■ **The problem**: Every line that holds the string "Tocaloma" is to be identified and copied.

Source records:
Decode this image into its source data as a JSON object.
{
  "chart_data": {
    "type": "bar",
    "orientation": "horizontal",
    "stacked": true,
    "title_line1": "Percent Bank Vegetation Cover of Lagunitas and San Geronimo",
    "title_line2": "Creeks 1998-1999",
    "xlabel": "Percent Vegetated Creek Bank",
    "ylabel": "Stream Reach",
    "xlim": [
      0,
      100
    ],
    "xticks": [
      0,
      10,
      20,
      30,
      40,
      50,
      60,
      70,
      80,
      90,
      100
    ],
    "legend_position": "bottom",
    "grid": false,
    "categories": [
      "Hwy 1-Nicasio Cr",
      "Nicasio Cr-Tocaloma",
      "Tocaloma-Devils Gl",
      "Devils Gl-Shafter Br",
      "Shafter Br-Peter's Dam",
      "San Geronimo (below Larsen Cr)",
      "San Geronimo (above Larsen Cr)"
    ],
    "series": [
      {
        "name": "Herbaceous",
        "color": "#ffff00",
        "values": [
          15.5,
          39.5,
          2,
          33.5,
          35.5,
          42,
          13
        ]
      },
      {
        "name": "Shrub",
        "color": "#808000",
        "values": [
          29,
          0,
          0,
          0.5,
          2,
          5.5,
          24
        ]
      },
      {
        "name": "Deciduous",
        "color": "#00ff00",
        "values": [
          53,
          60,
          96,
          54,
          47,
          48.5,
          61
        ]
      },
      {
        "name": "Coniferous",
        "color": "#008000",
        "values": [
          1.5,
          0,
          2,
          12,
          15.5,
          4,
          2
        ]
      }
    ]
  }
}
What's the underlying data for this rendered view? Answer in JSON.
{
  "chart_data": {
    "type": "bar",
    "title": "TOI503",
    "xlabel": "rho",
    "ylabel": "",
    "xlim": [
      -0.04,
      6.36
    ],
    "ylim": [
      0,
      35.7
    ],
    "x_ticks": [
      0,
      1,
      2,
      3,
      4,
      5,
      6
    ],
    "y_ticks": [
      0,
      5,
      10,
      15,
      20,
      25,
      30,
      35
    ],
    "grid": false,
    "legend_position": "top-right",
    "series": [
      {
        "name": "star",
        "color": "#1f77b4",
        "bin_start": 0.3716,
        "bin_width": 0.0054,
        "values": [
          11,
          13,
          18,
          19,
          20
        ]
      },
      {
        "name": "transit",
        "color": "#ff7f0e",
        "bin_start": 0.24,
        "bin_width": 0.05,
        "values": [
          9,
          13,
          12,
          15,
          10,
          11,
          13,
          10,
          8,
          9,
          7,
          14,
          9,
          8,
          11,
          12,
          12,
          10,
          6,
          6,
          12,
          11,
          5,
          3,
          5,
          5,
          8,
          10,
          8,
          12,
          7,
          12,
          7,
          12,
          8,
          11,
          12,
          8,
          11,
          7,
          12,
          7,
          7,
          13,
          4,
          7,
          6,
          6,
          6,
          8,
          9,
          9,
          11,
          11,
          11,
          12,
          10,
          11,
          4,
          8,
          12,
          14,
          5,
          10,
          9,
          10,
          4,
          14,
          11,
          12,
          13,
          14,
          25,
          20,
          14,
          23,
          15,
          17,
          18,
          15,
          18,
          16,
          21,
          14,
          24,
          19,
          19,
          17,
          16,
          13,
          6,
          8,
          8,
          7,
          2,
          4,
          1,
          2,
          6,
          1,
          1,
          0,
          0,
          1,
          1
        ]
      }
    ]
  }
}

■ **Exercise output**:
      "Nicasio Cr-Tocaloma",
      "Tocaloma-Devils Gl",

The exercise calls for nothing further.